## YOUR OBJECTIVE
Examine the material below. Gather every line in which the string "subtitle" appears.

Data records

..........

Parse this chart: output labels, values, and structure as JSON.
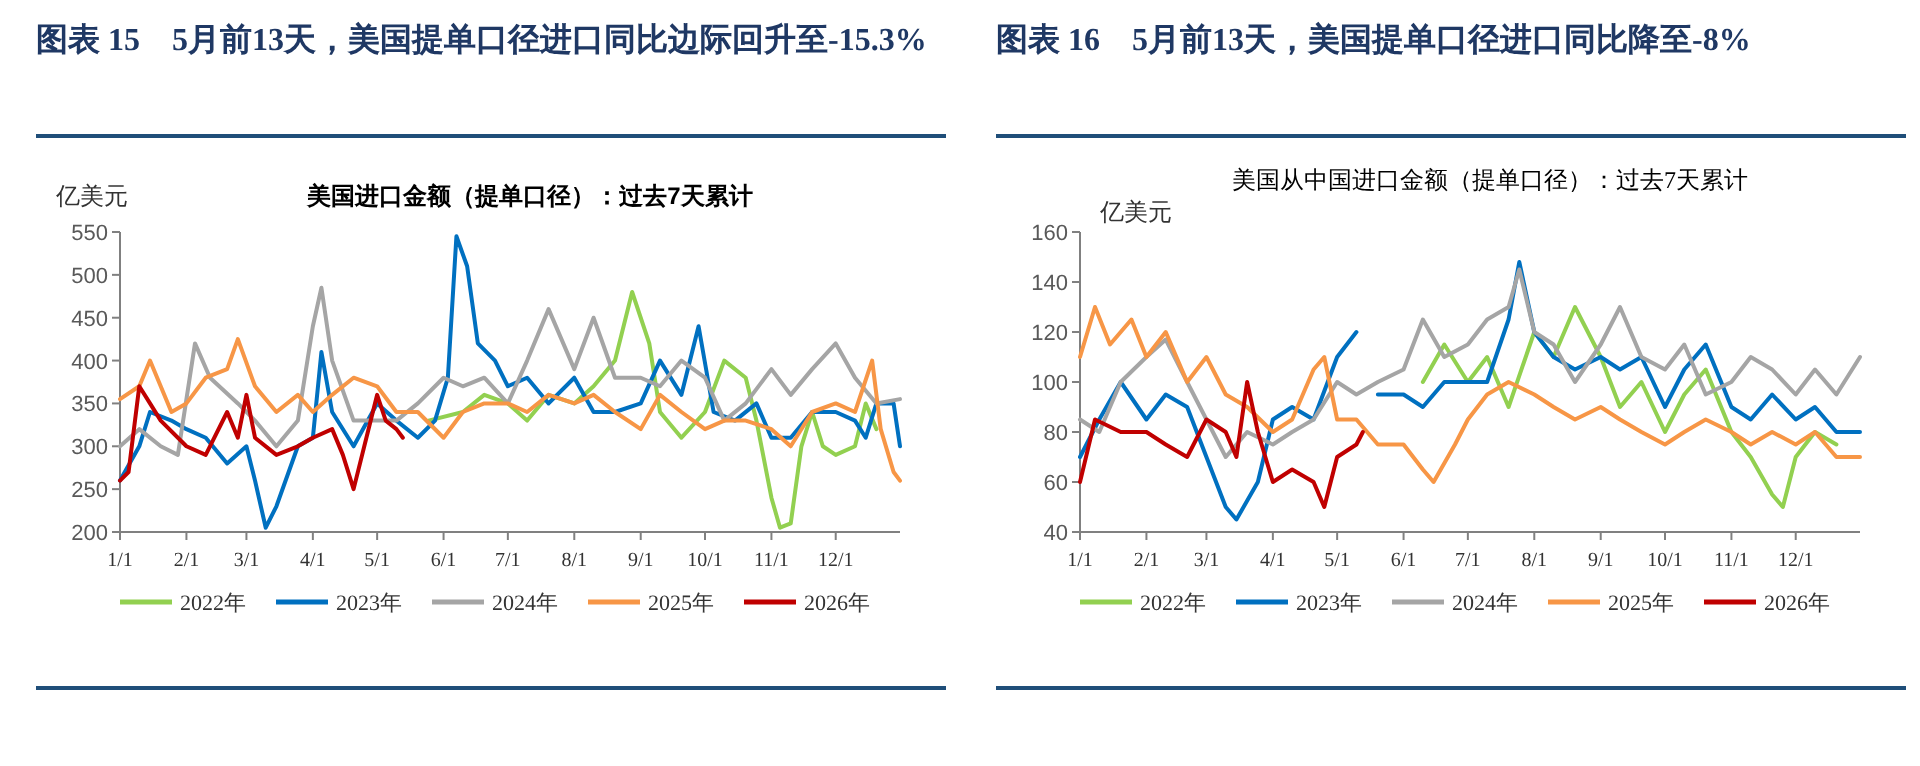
{
  "chart_data": [
    {
      "type": "line",
      "title": "图表 15　5月前13天，美国提单口径进口同比边际回升至-15.3%",
      "subtitle": "美国进口金额（提单口径）：过去7天累计",
      "ylabel": "亿美元",
      "legend": "bottom",
      "ylim": [
        200,
        550
      ],
      "yticks": [
        200,
        250,
        300,
        350,
        400,
        450,
        500,
        550
      ],
      "xlim": [
        "--01-01",
        "--12-31"
      ],
      "xticks": [
        {
          "value": "--01-01",
          "label": "1/1"
        },
        {
          "value": "--02-01",
          "label": "2/1"
        },
        {
          "value": "--03-01",
          "label": "3/1"
        },
        {
          "value": "--04-01",
          "label": "4/1"
        },
        {
          "value": "--05-01",
          "label": "5/1"
        },
        {
          "value": "--06-01",
          "label": "6/1"
        },
        {
          "value": "--07-01",
          "label": "7/1"
        },
        {
          "value": "--08-01",
          "label": "8/1"
        },
        {
          "value": "--09-01",
          "label": "9/1"
        },
        {
          "value": "--10-01",
          "label": "10/1"
        },
        {
          "value": "--11-01",
          "label": "11/1"
        },
        {
          "value": "--12-01",
          "label": "12/1"
        }
      ],
      "series": [
        {
          "name": "2022年",
          "color": "#92d050",
          "x": [
            "--05-25",
            "--06-10",
            "--06-20",
            "--07-01",
            "--07-10",
            "--07-20",
            "--08-01",
            "--08-10",
            "--08-20",
            "--08-28",
            "--09-05",
            "--09-10",
            "--09-20",
            "--10-01",
            "--10-10",
            "--10-20",
            "--10-25",
            "--11-01",
            "--11-05",
            "--11-10",
            "--11-15",
            "--11-20",
            "--11-25",
            "--12-01",
            "--12-10",
            "--12-15",
            "--12-20"
          ],
          "values": [
            330,
            340,
            360,
            350,
            330,
            360,
            350,
            370,
            400,
            480,
            420,
            340,
            310,
            340,
            400,
            380,
            330,
            240,
            205,
            210,
            300,
            340,
            300,
            290,
            300,
            350,
            320
          ]
        },
        {
          "name": "2023年",
          "color": "#0070c0",
          "x": [
            "--01-01",
            "--01-10",
            "--01-15",
            "--01-25",
            "--02-01",
            "--02-10",
            "--02-20",
            "--03-01",
            "--03-05",
            "--03-10",
            "--03-15",
            "--03-25",
            "--04-01",
            "--04-05",
            "--04-10",
            "--04-20",
            "--05-01",
            "--05-10",
            "--05-20",
            "--05-28",
            "--06-03",
            "--06-07",
            "--06-12",
            "--06-17",
            "--06-25",
            "--07-01",
            "--07-10",
            "--07-20",
            "--08-01",
            "--08-10",
            "--08-20",
            "--09-01",
            "--09-10",
            "--09-20",
            "--09-28",
            "--10-05",
            "--10-15",
            "--10-25",
            "--11-01",
            "--11-10",
            "--11-20",
            "--12-01",
            "--12-10",
            "--12-15",
            "--12-20",
            "--12-28",
            "--12-31"
          ],
          "values": [
            260,
            300,
            340,
            330,
            320,
            310,
            280,
            300,
            260,
            205,
            230,
            300,
            310,
            410,
            340,
            300,
            350,
            330,
            310,
            330,
            380,
            545,
            510,
            420,
            400,
            370,
            380,
            350,
            380,
            340,
            340,
            350,
            400,
            360,
            440,
            340,
            330,
            350,
            310,
            310,
            340,
            340,
            330,
            310,
            350,
            350,
            300
          ]
        },
        {
          "name": "2024年",
          "color": "#a5a5a5",
          "x": [
            "--01-01",
            "--01-10",
            "--01-20",
            "--01-28",
            "--02-05",
            "--02-12",
            "--02-25",
            "--03-05",
            "--03-15",
            "--03-25",
            "--04-01",
            "--04-05",
            "--04-10",
            "--04-20",
            "--05-01",
            "--05-10",
            "--05-20",
            "--06-01",
            "--06-10",
            "--06-20",
            "--07-01",
            "--07-10",
            "--07-20",
            "--08-01",
            "--08-10",
            "--08-20",
            "--09-01",
            "--09-10",
            "--09-20",
            "--10-01",
            "--10-10",
            "--10-20",
            "--11-01",
            "--11-10",
            "--11-20",
            "--12-01",
            "--12-10",
            "--12-20",
            "--12-31"
          ],
          "values": [
            300,
            320,
            300,
            290,
            420,
            380,
            350,
            330,
            300,
            330,
            440,
            485,
            400,
            330,
            330,
            330,
            350,
            380,
            370,
            380,
            350,
            400,
            460,
            390,
            450,
            380,
            380,
            370,
            400,
            380,
            330,
            350,
            390,
            360,
            390,
            420,
            380,
            350,
            355
          ]
        },
        {
          "name": "2025年",
          "color": "#f79646",
          "x": [
            "--01-01",
            "--01-10",
            "--01-15",
            "--01-25",
            "--02-01",
            "--02-10",
            "--02-20",
            "--02-25",
            "--03-05",
            "--03-15",
            "--03-25",
            "--04-01",
            "--04-10",
            "--04-20",
            "--05-01",
            "--05-10",
            "--05-20",
            "--06-01",
            "--06-10",
            "--06-20",
            "--07-01",
            "--07-10",
            "--07-20",
            "--08-01",
            "--08-10",
            "--08-20",
            "--09-01",
            "--09-10",
            "--09-20",
            "--10-01",
            "--10-10",
            "--10-20",
            "--11-01",
            "--11-10",
            "--11-20",
            "--12-01",
            "--12-10",
            "--12-18",
            "--12-22",
            "--12-28",
            "--12-31"
          ],
          "values": [
            355,
            370,
            400,
            340,
            350,
            380,
            390,
            425,
            370,
            340,
            360,
            340,
            360,
            380,
            370,
            340,
            340,
            310,
            340,
            350,
            350,
            340,
            360,
            350,
            360,
            340,
            320,
            360,
            340,
            320,
            330,
            330,
            320,
            300,
            340,
            350,
            340,
            400,
            320,
            270,
            260
          ]
        },
        {
          "name": "2026年",
          "color": "#c00000",
          "x": [
            "--01-01",
            "--01-05",
            "--01-10",
            "--01-15",
            "--01-20",
            "--02-01",
            "--02-10",
            "--02-20",
            "--02-25",
            "--03-01",
            "--03-05",
            "--03-15",
            "--03-25",
            "--04-01",
            "--04-10",
            "--04-15",
            "--04-20",
            "--04-25",
            "--05-01",
            "--05-05",
            "--05-10",
            "--05-13"
          ],
          "values": [
            260,
            270,
            370,
            350,
            330,
            300,
            290,
            340,
            310,
            360,
            310,
            290,
            300,
            310,
            320,
            290,
            250,
            300,
            360,
            330,
            320,
            310
          ]
        }
      ]
    },
    {
      "type": "line",
      "title": "图表 16　5月前13天，美国提单口径进口同比降至-8%",
      "subtitle": "美国从中国进口金额（提单口径）：过去7天累计",
      "ylabel": "亿美元",
      "legend": "bottom",
      "ylim": [
        40,
        160
      ],
      "yticks": [
        40,
        60,
        80,
        100,
        120,
        140,
        160
      ],
      "xlim": [
        "--01-01",
        "--12-31"
      ],
      "xticks": [
        {
          "value": "--01-01",
          "label": "1/1"
        },
        {
          "value": "--02-01",
          "label": "2/1"
        },
        {
          "value": "--03-01",
          "label": "3/1"
        },
        {
          "value": "--04-01",
          "label": "4/1"
        },
        {
          "value": "--05-01",
          "label": "5/1"
        },
        {
          "value": "--06-01",
          "label": "6/1"
        },
        {
          "value": "--07-01",
          "label": "7/1"
        },
        {
          "value": "--08-01",
          "label": "8/1"
        },
        {
          "value": "--09-01",
          "label": "9/1"
        },
        {
          "value": "--10-01",
          "label": "10/1"
        },
        {
          "value": "--11-01",
          "label": "11/1"
        },
        {
          "value": "--12-01",
          "label": "12/1"
        }
      ],
      "series": [
        {
          "name": "2022年",
          "color": "#92d050",
          "x": [
            "--06-10",
            "--06-20",
            "--07-01",
            "--07-10",
            "--07-20",
            "--08-01",
            "--08-10",
            "--08-20",
            "--09-01",
            "--09-10",
            "--09-20",
            "--10-01",
            "--10-10",
            "--10-20",
            "--11-01",
            "--11-10",
            "--11-20",
            "--11-25",
            "--12-01",
            "--12-10",
            "--12-20"
          ],
          "values": [
            100,
            115,
            100,
            110,
            90,
            120,
            110,
            130,
            110,
            90,
            100,
            80,
            95,
            105,
            80,
            70,
            55,
            50,
            70,
            80,
            75
          ]
        },
        {
          "name": "2023年",
          "color": "#0070c0",
          "x": [
            "--01-01",
            "--01-10",
            "--01-20",
            "--02-01",
            "--02-10",
            "--02-20",
            "--03-01",
            "--03-10",
            "--03-15",
            "--03-25",
            "--04-01",
            "--04-10",
            "--04-20",
            "--05-01",
            "--05-10",
            "--05-15",
            "--05-20",
            "--06-01",
            "--06-10",
            "--06-20",
            "--07-01",
            "--07-10",
            "--07-20",
            "--07-25",
            "--08-01",
            "--08-10",
            "--08-20",
            "--09-01",
            "--09-10",
            "--09-20",
            "--10-01",
            "--10-10",
            "--10-20",
            "--11-01",
            "--11-10",
            "--11-20",
            "--12-01",
            "--12-10",
            "--12-20",
            "--12-31"
          ],
          "values": [
            70,
            85,
            100,
            85,
            95,
            90,
            70,
            50,
            45,
            60,
            85,
            90,
            85,
            110,
            120,
            null,
            95,
            95,
            90,
            100,
            100,
            100,
            125,
            148,
            120,
            110,
            105,
            110,
            105,
            110,
            90,
            105,
            115,
            90,
            85,
            95,
            85,
            90,
            80,
            80
          ]
        },
        {
          "name": "2024年",
          "color": "#a5a5a5",
          "x": [
            "--01-01",
            "--01-10",
            "--01-20",
            "--02-01",
            "--02-10",
            "--02-20",
            "--03-01",
            "--03-10",
            "--03-20",
            "--04-01",
            "--04-10",
            "--04-20",
            "--05-01",
            "--05-10",
            "--05-20",
            "--06-01",
            "--06-10",
            "--06-20",
            "--07-01",
            "--07-10",
            "--07-20",
            "--07-25",
            "--08-01",
            "--08-10",
            "--08-20",
            "--09-01",
            "--09-10",
            "--09-20",
            "--10-01",
            "--10-10",
            "--10-20",
            "--11-01",
            "--11-10",
            "--11-20",
            "--12-01",
            "--12-10",
            "--12-20",
            "--12-31"
          ],
          "values": [
            85,
            80,
            100,
            110,
            117,
            100,
            85,
            70,
            80,
            75,
            80,
            85,
            100,
            95,
            100,
            105,
            125,
            110,
            115,
            125,
            130,
            145,
            120,
            115,
            100,
            115,
            130,
            110,
            105,
            115,
            95,
            100,
            110,
            105,
            95,
            105,
            95,
            110
          ]
        },
        {
          "name": "2025年",
          "color": "#f79646",
          "x": [
            "--01-01",
            "--01-08",
            "--01-15",
            "--01-25",
            "--02-01",
            "--02-10",
            "--02-20",
            "--03-01",
            "--03-10",
            "--03-20",
            "--04-01",
            "--04-10",
            "--04-20",
            "--04-25",
            "--05-01",
            "--05-10",
            "--05-20",
            "--06-01",
            "--06-10",
            "--06-15",
            "--06-25",
            "--07-01",
            "--07-10",
            "--07-20",
            "--08-01",
            "--08-10",
            "--08-20",
            "--09-01",
            "--09-10",
            "--09-20",
            "--10-01",
            "--10-10",
            "--10-20",
            "--11-01",
            "--11-10",
            "--11-20",
            "--12-01",
            "--12-10",
            "--12-20",
            "--12-31"
          ],
          "values": [
            110,
            130,
            115,
            125,
            110,
            120,
            100,
            110,
            95,
            90,
            80,
            85,
            105,
            110,
            85,
            85,
            75,
            75,
            65,
            60,
            75,
            85,
            95,
            100,
            95,
            90,
            85,
            90,
            85,
            80,
            75,
            80,
            85,
            80,
            75,
            80,
            75,
            80,
            70,
            70
          ]
        },
        {
          "name": "2026年",
          "color": "#c00000",
          "x": [
            "--01-01",
            "--01-08",
            "--01-20",
            "--02-01",
            "--02-10",
            "--02-20",
            "--03-01",
            "--03-10",
            "--03-15",
            "--03-20",
            "--03-25",
            "--04-01",
            "--04-10",
            "--04-20",
            "--04-25",
            "--05-01",
            "--05-10",
            "--05-13"
          ],
          "values": [
            60,
            85,
            80,
            80,
            75,
            70,
            85,
            80,
            70,
            100,
            80,
            60,
            65,
            60,
            50,
            70,
            75,
            80
          ]
        }
      ]
    }
  ]
}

..........

## FINAL ANSWER
      "subtitle": "美国进口金额（提单口径）：过去7天累计",
      "subtitle": "美国从中国进口金额（提单口径）：过去7天累计",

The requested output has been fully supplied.